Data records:
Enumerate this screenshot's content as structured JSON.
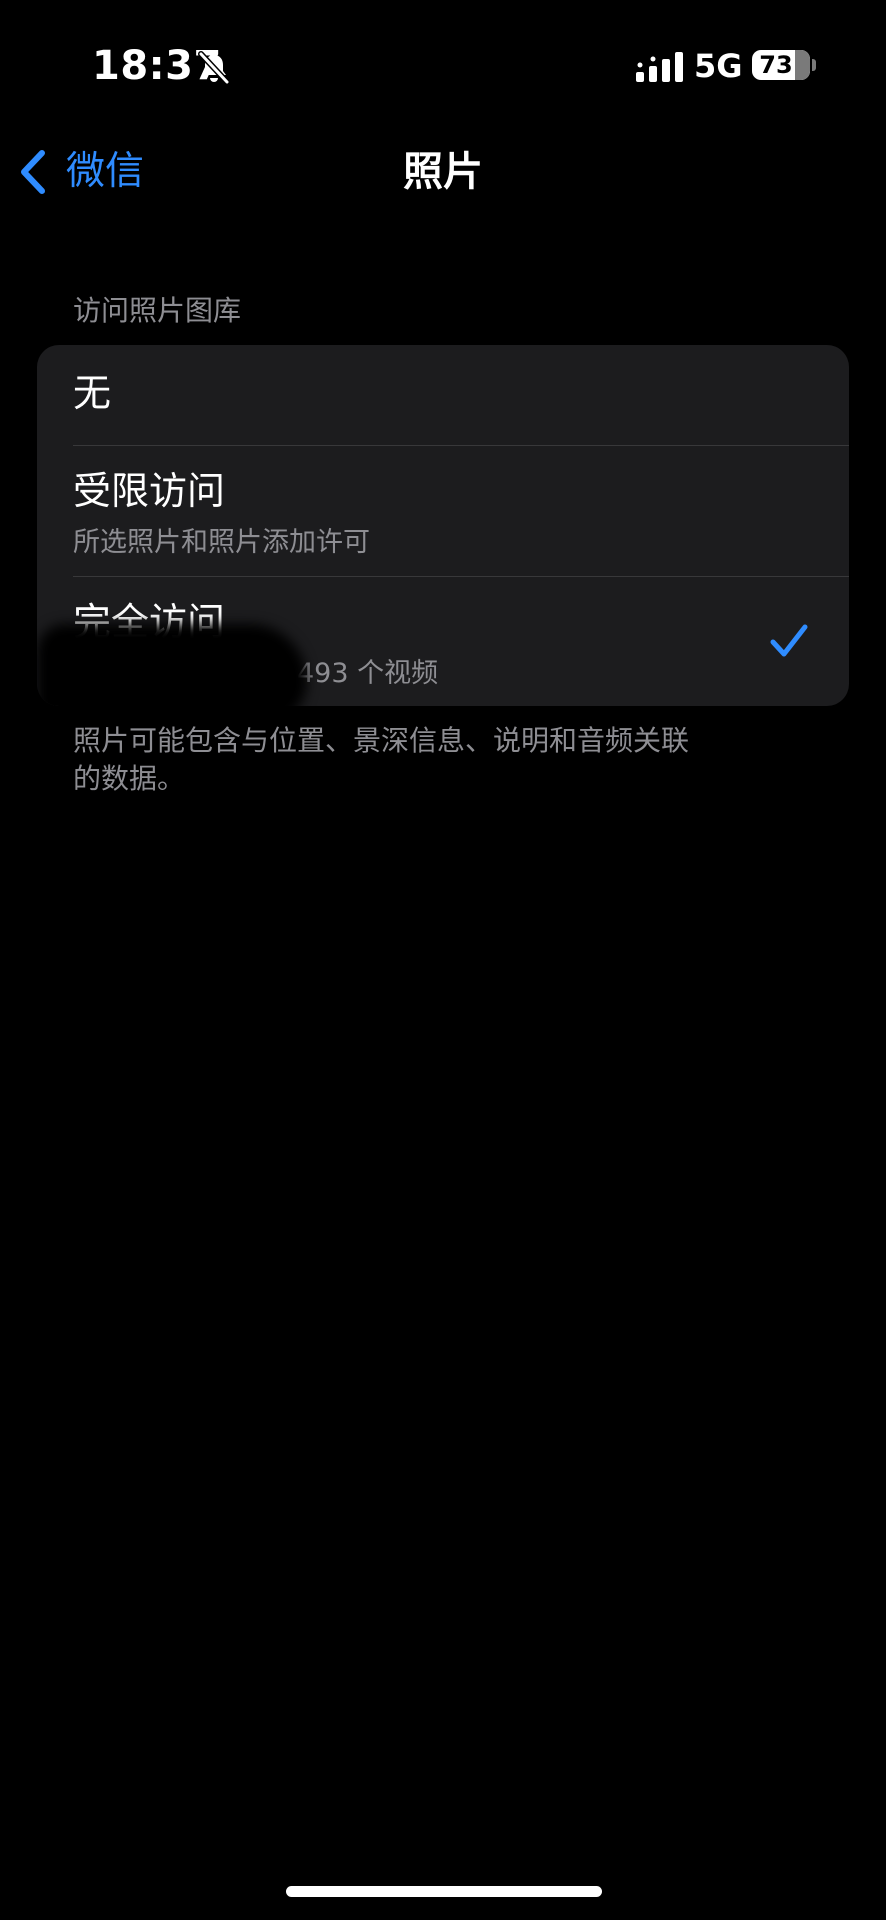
{
  "status_bar": {
    "time": "18:37",
    "network": "5G",
    "battery": "73",
    "battery_level_percent": 73
  },
  "nav": {
    "back_label": "微信",
    "title": "照片"
  },
  "section": {
    "header": "访问照片图库",
    "options": [
      {
        "title": "无",
        "subtitle": ""
      },
      {
        "title": "受限访问",
        "subtitle": "所选照片和照片添加许可"
      },
      {
        "title": "完全访问",
        "subtitle": "493 个视频"
      }
    ],
    "selected_index": 2,
    "footer": "照片可能包含与位置、景深信息、说明和音频关联的数据。"
  },
  "colors": {
    "accent": "#2f8cff",
    "background": "#000000",
    "group_background": "#1c1c1e",
    "secondary_text": "#8e8e93"
  },
  "icons": {
    "back": "chevron-left-icon",
    "silent": "bell-slash-icon",
    "signal": "cellular-signal-icon",
    "selected": "checkmark-icon"
  }
}
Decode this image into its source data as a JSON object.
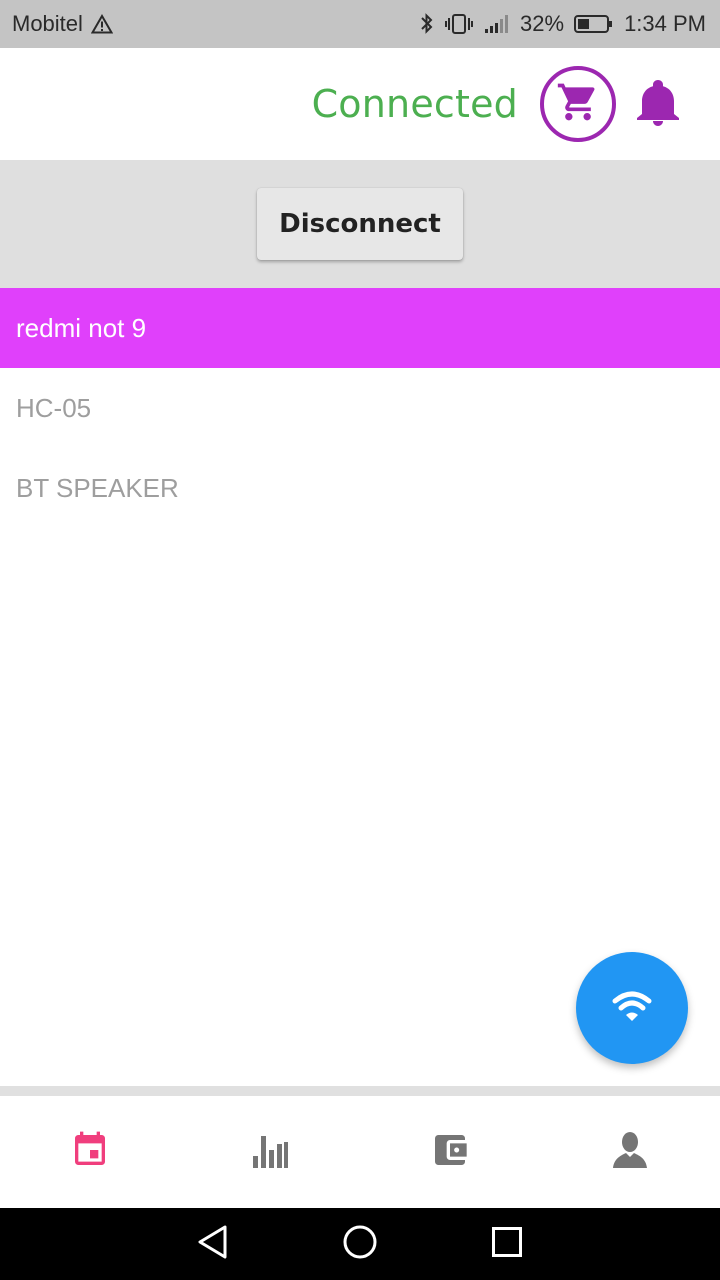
{
  "status_bar": {
    "carrier": "Mobitel",
    "battery_percent": "32%",
    "time": "1:34 PM",
    "icons": [
      "warning-icon",
      "bluetooth-icon",
      "vibrate-icon",
      "signal-icon",
      "battery-icon"
    ]
  },
  "header": {
    "connection_status": "Connected",
    "icons": [
      "cart-icon",
      "bell-icon"
    ],
    "status_color": "#4caf50",
    "accent_color": "#9c27b0"
  },
  "actions": {
    "disconnect_label": "Disconnect"
  },
  "devices": [
    {
      "name": "redmi not 9",
      "selected": true
    },
    {
      "name": "HC-05",
      "selected": false
    },
    {
      "name": "BT SPEAKER",
      "selected": false
    }
  ],
  "selection_color": "#e040fb",
  "fab": {
    "icon": "wifi-icon",
    "color": "#2196f3"
  },
  "bottom_nav": {
    "items": [
      {
        "icon": "calendar-icon",
        "active": true
      },
      {
        "icon": "bar-chart-icon",
        "active": false
      },
      {
        "icon": "wallet-icon",
        "active": false
      },
      {
        "icon": "person-icon",
        "active": false
      }
    ],
    "active_color": "#f03e7d",
    "inactive_color": "#757575"
  },
  "system_nav": {
    "icons": [
      "back-icon",
      "home-icon",
      "recents-icon"
    ]
  }
}
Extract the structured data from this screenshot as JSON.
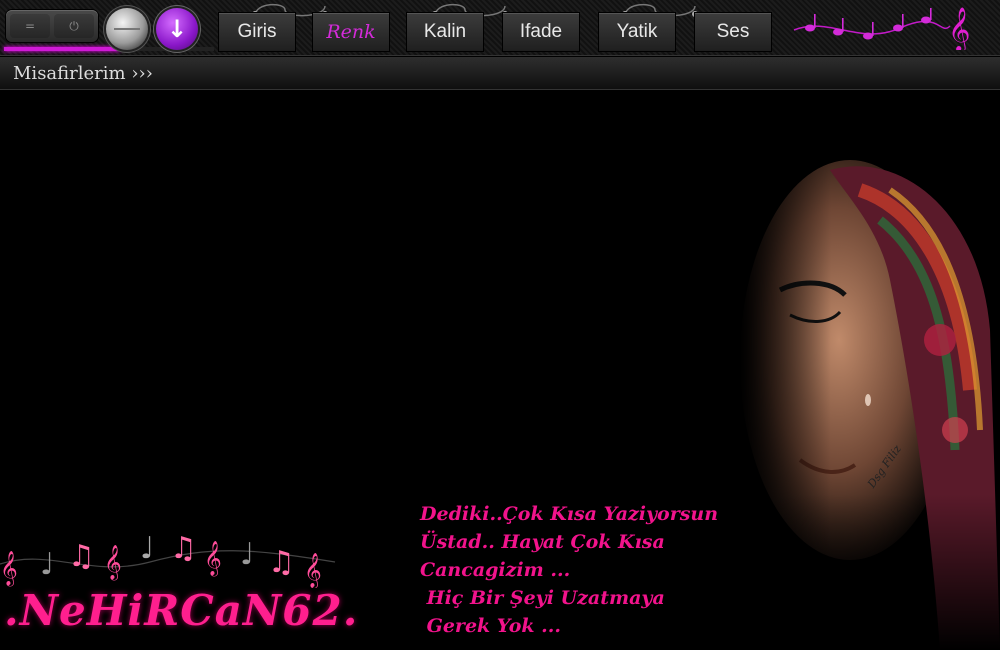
{
  "toolbar": {
    "mode_icons": [
      "equals-icon",
      "power-icon"
    ],
    "mode_glyphs": [
      "=",
      "⏻"
    ],
    "progress_fraction": 0.55,
    "download_glyph": "↓",
    "nav_items": [
      {
        "id": "giris",
        "label": "Giris"
      },
      {
        "id": "renk",
        "label": "Renk",
        "active": true
      },
      {
        "id": "kalin",
        "label": "Kalin"
      },
      {
        "id": "ifade",
        "label": "Ifade"
      },
      {
        "id": "yatik",
        "label": "Yatik"
      },
      {
        "id": "ses",
        "label": "Ses"
      }
    ],
    "logo_icon": "music-notes-icon"
  },
  "guestbar": {
    "label": "Misafirlerim ›››"
  },
  "content": {
    "portrait_icon": "weeping-woman-portrait",
    "portrait_signature": "Dsg Filiz",
    "poem_lines": [
      "Dediki..Çok Kısa Yaziyorsun",
      "Üstad.. Hayat Çok Kısa",
      "Cancagizim ...",
      " Hiç Bir Şeyi Uzatmaya",
      " Gerek Yok ..."
    ],
    "signature": ".NeHiRCaN62.",
    "notes_icon": "music-notes-decoration"
  },
  "colors": {
    "accent": "#d32bd9",
    "poem": "#f2138c",
    "signature": "#ff1f8e"
  }
}
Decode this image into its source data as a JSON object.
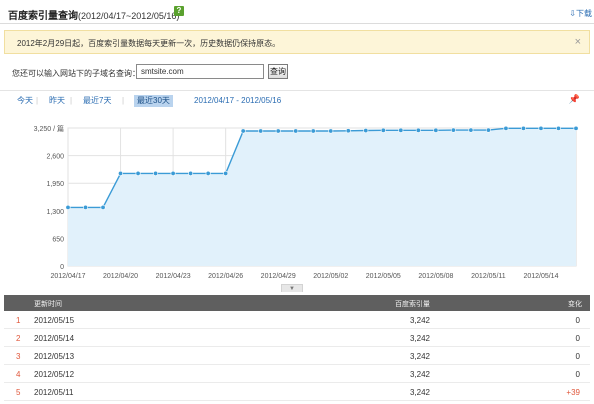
{
  "header": {
    "title": "百度索引量查询",
    "range": "(2012/04/17~2012/05/16)",
    "help": "?",
    "download": "下载"
  },
  "notice": {
    "text": "2012年2月29日起，百度索引量数据每天更新一次，历史数据仍保持原态。",
    "close": "×"
  },
  "search": {
    "label": "您还可以输入网站下的子域名查询：",
    "value": "smtsite.com",
    "button": "查询"
  },
  "filters": {
    "items": [
      "今天",
      "昨天",
      "最近7天",
      "最近30天"
    ],
    "active": 3,
    "range": "2012/04/17 - 2012/05/16"
  },
  "colors": {
    "line": "#3b9bd6",
    "fill": "#e1f1fb",
    "accent": "#e0573b",
    "table_header": "#5f5f5f"
  },
  "icons": {
    "help": "help-icon",
    "download": "download-icon",
    "close": "close-icon",
    "pin": "pin-icon"
  },
  "chart_data": {
    "type": "area",
    "title": "",
    "xlabel": "",
    "ylabel": "",
    "ylim": [
      0,
      3250
    ],
    "y_ticks": [
      "3,250 / 篇",
      "2,600",
      "1,950",
      "1,300",
      "650",
      "0"
    ],
    "x_ticks": [
      "2012/04/17",
      "2012/04/20",
      "2012/04/23",
      "2012/04/26",
      "2012/04/29",
      "2012/05/02",
      "2012/05/05",
      "2012/05/08",
      "2012/05/11",
      "2012/05/14"
    ],
    "x": [
      "2012/04/17",
      "2012/04/18",
      "2012/04/19",
      "2012/04/20",
      "2012/04/21",
      "2012/04/22",
      "2012/04/23",
      "2012/04/24",
      "2012/04/25",
      "2012/04/26",
      "2012/04/27",
      "2012/04/28",
      "2012/04/29",
      "2012/04/30",
      "2012/05/01",
      "2012/05/02",
      "2012/05/03",
      "2012/05/04",
      "2012/05/05",
      "2012/05/06",
      "2012/05/07",
      "2012/05/08",
      "2012/05/09",
      "2012/05/10",
      "2012/05/11",
      "2012/05/12",
      "2012/05/13",
      "2012/05/14",
      "2012/05/15",
      "2012/05/16"
    ],
    "series": [
      {
        "values": [
          1380,
          1380,
          1380,
          2180,
          2180,
          2180,
          2180,
          2180,
          2180,
          2180,
          3180,
          3180,
          3180,
          3180,
          3180,
          3180,
          3185,
          3190,
          3195,
          3195,
          3195,
          3195,
          3200,
          3200,
          3200,
          3242,
          3242,
          3242,
          3242,
          3242
        ]
      }
    ],
    "grid": true
  },
  "table": {
    "headers": [
      "更新时间",
      "百度索引量",
      "变化"
    ],
    "rows": [
      {
        "index": "1",
        "date": "2012/05/15",
        "value": "3,242",
        "change": "0"
      },
      {
        "index": "2",
        "date": "2012/05/14",
        "value": "3,242",
        "change": "0"
      },
      {
        "index": "3",
        "date": "2012/05/13",
        "value": "3,242",
        "change": "0"
      },
      {
        "index": "4",
        "date": "2012/05/12",
        "value": "3,242",
        "change": "0"
      },
      {
        "index": "5",
        "date": "2012/05/11",
        "value": "3,242",
        "change": "+39"
      }
    ]
  }
}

Required work:
Pictures in the records above are left out; print everything else exactly as written.

Completed task:
Enumerate this screenshot's content as structured JSON.
{
  "status_bar": {
    "time": "18:37",
    "network": "5G",
    "battery": "73",
    "battery_level_percent": 73
  },
  "nav": {
    "back_label": "微信",
    "title": "照片"
  },
  "section": {
    "header": "访问照片图库",
    "options": [
      {
        "title": "无",
        "subtitle": ""
      },
      {
        "title": "受限访问",
        "subtitle": "所选照片和照片添加许可"
      },
      {
        "title": "完全访问",
        "subtitle": "493 个视频"
      }
    ],
    "selected_index": 2,
    "footer": "照片可能包含与位置、景深信息、说明和音频关联的数据。"
  },
  "colors": {
    "accent": "#2f8cff",
    "background": "#000000",
    "group_background": "#1c1c1e",
    "secondary_text": "#8e8e93"
  },
  "icons": {
    "back": "chevron-left-icon",
    "silent": "bell-slash-icon",
    "signal": "cellular-signal-icon",
    "selected": "checkmark-icon"
  }
}
Decode this image into its source data as a JSON object.
{
  "status_bar": {
    "carrier": "Mobitel",
    "battery_percent": "32%",
    "time": "1:34 PM",
    "icons": [
      "warning-icon",
      "bluetooth-icon",
      "vibrate-icon",
      "signal-icon",
      "battery-icon"
    ]
  },
  "header": {
    "connection_status": "Connected",
    "icons": [
      "cart-icon",
      "bell-icon"
    ],
    "status_color": "#4caf50",
    "accent_color": "#9c27b0"
  },
  "actions": {
    "disconnect_label": "Disconnect"
  },
  "devices": [
    {
      "name": "redmi not 9",
      "selected": true
    },
    {
      "name": "HC-05",
      "selected": false
    },
    {
      "name": "BT SPEAKER",
      "selected": false
    }
  ],
  "selection_color": "#e040fb",
  "fab": {
    "icon": "wifi-icon",
    "color": "#2196f3"
  },
  "bottom_nav": {
    "items": [
      {
        "icon": "calendar-icon",
        "active": true
      },
      {
        "icon": "bar-chart-icon",
        "active": false
      },
      {
        "icon": "wallet-icon",
        "active": false
      },
      {
        "icon": "person-icon",
        "active": false
      }
    ],
    "active_color": "#f03e7d",
    "inactive_color": "#757575"
  },
  "system_nav": {
    "icons": [
      "back-icon",
      "home-icon",
      "recents-icon"
    ]
  }
}
Extract the structured data from this screenshot as JSON.
{
  "toolbar": {
    "mode_icons": [
      "equals-icon",
      "power-icon"
    ],
    "mode_glyphs": [
      "=",
      "⏻"
    ],
    "progress_fraction": 0.55,
    "download_glyph": "↓",
    "nav_items": [
      {
        "id": "giris",
        "label": "Giris"
      },
      {
        "id": "renk",
        "label": "Renk",
        "active": true
      },
      {
        "id": "kalin",
        "label": "Kalin"
      },
      {
        "id": "ifade",
        "label": "Ifade"
      },
      {
        "id": "yatik",
        "label": "Yatik"
      },
      {
        "id": "ses",
        "label": "Ses"
      }
    ],
    "logo_icon": "music-notes-icon"
  },
  "guestbar": {
    "label": "Misafirlerim ›››"
  },
  "content": {
    "portrait_icon": "weeping-woman-portrait",
    "portrait_signature": "Dsg Filiz",
    "poem_lines": [
      "Dediki..Çok Kısa Yaziyorsun",
      "Üstad.. Hayat Çok Kısa",
      "Cancagizim ...",
      " Hiç Bir Şeyi Uzatmaya",
      " Gerek Yok ..."
    ],
    "signature": ".NeHiRCaN62.",
    "notes_icon": "music-notes-decoration"
  },
  "colors": {
    "accent": "#d32bd9",
    "poem": "#f2138c",
    "signature": "#ff1f8e"
  }
}
Decode this image into its source data as a JSON object.
{
  "header": {
    "title": "百度索引量查询",
    "range": "(2012/04/17~2012/05/16)",
    "help": "?",
    "download": "下载"
  },
  "notice": {
    "text": "2012年2月29日起，百度索引量数据每天更新一次，历史数据仍保持原态。",
    "close": "×"
  },
  "search": {
    "label": "您还可以输入网站下的子域名查询：",
    "value": "smtsite.com",
    "button": "查询"
  },
  "filters": {
    "items": [
      "今天",
      "昨天",
      "最近7天",
      "最近30天"
    ],
    "active": 3,
    "range": "2012/04/17 - 2012/05/16"
  },
  "colors": {
    "line": "#3b9bd6",
    "fill": "#e1f1fb",
    "accent": "#e0573b",
    "table_header": "#5f5f5f"
  },
  "icons": {
    "help": "help-icon",
    "download": "download-icon",
    "close": "close-icon",
    "pin": "pin-icon"
  },
  "chart_data": {
    "type": "area",
    "title": "",
    "xlabel": "",
    "ylabel": "",
    "ylim": [
      0,
      3250
    ],
    "y_ticks": [
      "3,250 / 篇",
      "2,600",
      "1,950",
      "1,300",
      "650",
      "0"
    ],
    "x_ticks": [
      "2012/04/17",
      "2012/04/20",
      "2012/04/23",
      "2012/04/26",
      "2012/04/29",
      "2012/05/02",
      "2012/05/05",
      "2012/05/08",
      "2012/05/11",
      "2012/05/14"
    ],
    "x": [
      "2012/04/17",
      "2012/04/18",
      "2012/04/19",
      "2012/04/20",
      "2012/04/21",
      "2012/04/22",
      "2012/04/23",
      "2012/04/24",
      "2012/04/25",
      "2012/04/26",
      "2012/04/27",
      "2012/04/28",
      "2012/04/29",
      "2012/04/30",
      "2012/05/01",
      "2012/05/02",
      "2012/05/03",
      "2012/05/04",
      "2012/05/05",
      "2012/05/06",
      "2012/05/07",
      "2012/05/08",
      "2012/05/09",
      "2012/05/10",
      "2012/05/11",
      "2012/05/12",
      "2012/05/13",
      "2012/05/14",
      "2012/05/15",
      "2012/05/16"
    ],
    "series": [
      {
        "values": [
          1380,
          1380,
          1380,
          2180,
          2180,
          2180,
          2180,
          2180,
          2180,
          2180,
          3180,
          3180,
          3180,
          3180,
          3180,
          3180,
          3185,
          3190,
          3195,
          3195,
          3195,
          3195,
          3200,
          3200,
          3200,
          3242,
          3242,
          3242,
          3242,
          3242
        ]
      }
    ],
    "grid": true
  },
  "table": {
    "headers": [
      "更新时间",
      "百度索引量",
      "变化"
    ],
    "rows": [
      {
        "index": "1",
        "date": "2012/05/15",
        "value": "3,242",
        "change": "0"
      },
      {
        "index": "2",
        "date": "2012/05/14",
        "value": "3,242",
        "change": "0"
      },
      {
        "index": "3",
        "date": "2012/05/13",
        "value": "3,242",
        "change": "0"
      },
      {
        "index": "4",
        "date": "2012/05/12",
        "value": "3,242",
        "change": "0"
      },
      {
        "index": "5",
        "date": "2012/05/11",
        "value": "3,242",
        "change": "+39"
      }
    ]
  }
}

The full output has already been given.